Task:
Are you able to quote each entry exactly as written?

┄┄┄┄┄┄┄┄┄┄┄┄┄┄┄┄┄┄┄┄

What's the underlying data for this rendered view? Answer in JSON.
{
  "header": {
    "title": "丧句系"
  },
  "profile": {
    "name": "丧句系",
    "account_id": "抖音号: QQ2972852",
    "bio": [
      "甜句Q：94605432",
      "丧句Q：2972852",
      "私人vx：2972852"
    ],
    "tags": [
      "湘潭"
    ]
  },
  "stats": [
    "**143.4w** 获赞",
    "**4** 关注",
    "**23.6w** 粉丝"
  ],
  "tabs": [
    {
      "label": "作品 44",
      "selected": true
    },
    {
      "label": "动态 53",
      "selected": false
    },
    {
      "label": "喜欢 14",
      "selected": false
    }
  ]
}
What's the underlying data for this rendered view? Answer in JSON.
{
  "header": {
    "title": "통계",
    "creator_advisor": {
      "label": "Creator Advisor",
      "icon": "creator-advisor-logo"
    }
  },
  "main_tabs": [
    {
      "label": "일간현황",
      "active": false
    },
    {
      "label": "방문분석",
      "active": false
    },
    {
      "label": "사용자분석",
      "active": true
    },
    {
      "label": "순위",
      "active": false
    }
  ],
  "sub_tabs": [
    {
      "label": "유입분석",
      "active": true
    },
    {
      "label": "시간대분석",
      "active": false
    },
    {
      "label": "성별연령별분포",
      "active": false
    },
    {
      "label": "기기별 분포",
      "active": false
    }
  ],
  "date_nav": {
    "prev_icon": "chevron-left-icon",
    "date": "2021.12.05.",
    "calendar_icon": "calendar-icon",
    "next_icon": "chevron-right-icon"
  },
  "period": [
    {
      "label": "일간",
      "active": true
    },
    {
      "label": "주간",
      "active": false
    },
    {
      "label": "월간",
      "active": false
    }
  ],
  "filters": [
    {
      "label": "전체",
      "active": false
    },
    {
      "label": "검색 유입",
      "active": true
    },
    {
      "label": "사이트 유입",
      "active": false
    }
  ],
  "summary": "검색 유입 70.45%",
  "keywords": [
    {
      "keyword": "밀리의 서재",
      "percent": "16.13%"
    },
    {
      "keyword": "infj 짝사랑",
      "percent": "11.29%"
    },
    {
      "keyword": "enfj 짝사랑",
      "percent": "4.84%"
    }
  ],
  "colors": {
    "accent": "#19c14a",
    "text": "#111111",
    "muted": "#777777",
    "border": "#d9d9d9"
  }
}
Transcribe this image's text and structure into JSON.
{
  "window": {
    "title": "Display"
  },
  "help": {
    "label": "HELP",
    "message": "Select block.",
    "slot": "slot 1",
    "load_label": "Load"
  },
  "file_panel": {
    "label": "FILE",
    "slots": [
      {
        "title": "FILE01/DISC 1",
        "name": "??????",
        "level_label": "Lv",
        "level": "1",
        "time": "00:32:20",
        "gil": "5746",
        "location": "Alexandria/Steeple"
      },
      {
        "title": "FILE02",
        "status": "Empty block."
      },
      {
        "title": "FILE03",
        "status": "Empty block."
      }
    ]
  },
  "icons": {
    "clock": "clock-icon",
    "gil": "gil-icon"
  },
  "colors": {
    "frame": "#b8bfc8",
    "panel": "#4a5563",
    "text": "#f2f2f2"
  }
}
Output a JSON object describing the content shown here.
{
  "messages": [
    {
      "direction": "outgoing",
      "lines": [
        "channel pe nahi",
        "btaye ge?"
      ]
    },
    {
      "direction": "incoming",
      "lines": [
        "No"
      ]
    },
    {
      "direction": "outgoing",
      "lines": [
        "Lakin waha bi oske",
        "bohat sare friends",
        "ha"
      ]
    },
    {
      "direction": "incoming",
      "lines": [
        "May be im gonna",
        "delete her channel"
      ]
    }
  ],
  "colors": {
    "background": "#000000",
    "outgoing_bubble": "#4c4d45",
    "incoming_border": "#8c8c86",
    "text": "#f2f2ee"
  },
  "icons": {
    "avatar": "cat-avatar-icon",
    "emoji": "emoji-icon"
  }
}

┄┄┄┄┄┄┄┄┄┄┄┄┄┄┄┄┄┄┄┄

Task output:
What's the underlying data for this rendered view? Answer in JSON.
{
  "header": {
    "title": "丧句系"
  },
  "profile": {
    "name": "丧句系",
    "account_id": "抖音号: QQ2972852",
    "bio": [
      "甜句Q：94605432",
      "丧句Q：2972852",
      "私人vx：2972852"
    ],
    "tags": [
      "湘潭"
    ]
  },
  "stats": [
    "**143.4w** 获赞",
    "**4** 关注",
    "**23.6w** 粉丝"
  ],
  "tabs": [
    {
      "label": "作品 44",
      "selected": true
    },
    {
      "label": "动态 53",
      "selected": false
    },
    {
      "label": "喜欢 14",
      "selected": false
    }
  ]
}
What's the underlying data for this rendered view? Answer in JSON.
{
  "header": {
    "title": "통계",
    "creator_advisor": {
      "label": "Creator Advisor",
      "icon": "creator-advisor-logo"
    }
  },
  "main_tabs": [
    {
      "label": "일간현황",
      "active": false
    },
    {
      "label": "방문분석",
      "active": false
    },
    {
      "label": "사용자분석",
      "active": true
    },
    {
      "label": "순위",
      "active": false
    }
  ],
  "sub_tabs": [
    {
      "label": "유입분석",
      "active": true
    },
    {
      "label": "시간대분석",
      "active": false
    },
    {
      "label": "성별연령별분포",
      "active": false
    },
    {
      "label": "기기별 분포",
      "active": false
    }
  ],
  "date_nav": {
    "prev_icon": "chevron-left-icon",
    "date": "2021.12.05.",
    "calendar_icon": "calendar-icon",
    "next_icon": "chevron-right-icon"
  },
  "period": [
    {
      "label": "일간",
      "active": true
    },
    {
      "label": "주간",
      "active": false
    },
    {
      "label": "월간",
      "active": false
    }
  ],
  "filters": [
    {
      "label": "전체",
      "active": false
    },
    {
      "label": "검색 유입",
      "active": true
    },
    {
      "label": "사이트 유입",
      "active": false
    }
  ],
  "summary": "검색 유입 70.45%",
  "keywords": [
    {
      "keyword": "밀리의 서재",
      "percent": "16.13%"
    },
    {
      "keyword": "infj 짝사랑",
      "percent": "11.29%"
    },
    {
      "keyword": "enfj 짝사랑",
      "percent": "4.84%"
    }
  ],
  "colors": {
    "accent": "#19c14a",
    "text": "#111111",
    "muted": "#777777",
    "border": "#d9d9d9"
  }
}
Transcribe this image's text and structure into JSON.
{
  "window": {
    "title": "Display"
  },
  "help": {
    "label": "HELP",
    "message": "Select block.",
    "slot": "slot 1",
    "load_label": "Load"
  },
  "file_panel": {
    "label": "FILE",
    "slots": [
      {
        "title": "FILE01/DISC 1",
        "name": "??????",
        "level_label": "Lv",
        "level": "1",
        "time": "00:32:20",
        "gil": "5746",
        "location": "Alexandria/Steeple"
      },
      {
        "title": "FILE02",
        "status": "Empty block."
      },
      {
        "title": "FILE03",
        "status": "Empty block."
      }
    ]
  },
  "icons": {
    "clock": "clock-icon",
    "gil": "gil-icon"
  },
  "colors": {
    "frame": "#b8bfc8",
    "panel": "#4a5563",
    "text": "#f2f2f2"
  }
}
Output a JSON object describing the content shown here.
{
  "messages": [
    {
      "direction": "outgoing",
      "lines": [
        "channel pe nahi",
        "btaye ge?"
      ]
    },
    {
      "direction": "incoming",
      "lines": [
        "No"
      ]
    },
    {
      "direction": "outgoing",
      "lines": [
        "Lakin waha bi oske",
        "bohat sare friends",
        "ha"
      ]
    },
    {
      "direction": "incoming",
      "lines": [
        "May be im gonna",
        "delete her channel"
      ]
    }
  ],
  "colors": {
    "background": "#000000",
    "outgoing_bubble": "#4c4d45",
    "incoming_border": "#8c8c86",
    "text": "#f2f2ee"
  },
  "icons": {
    "avatar": "cat-avatar-icon",
    "emoji": "emoji-icon"
  }
}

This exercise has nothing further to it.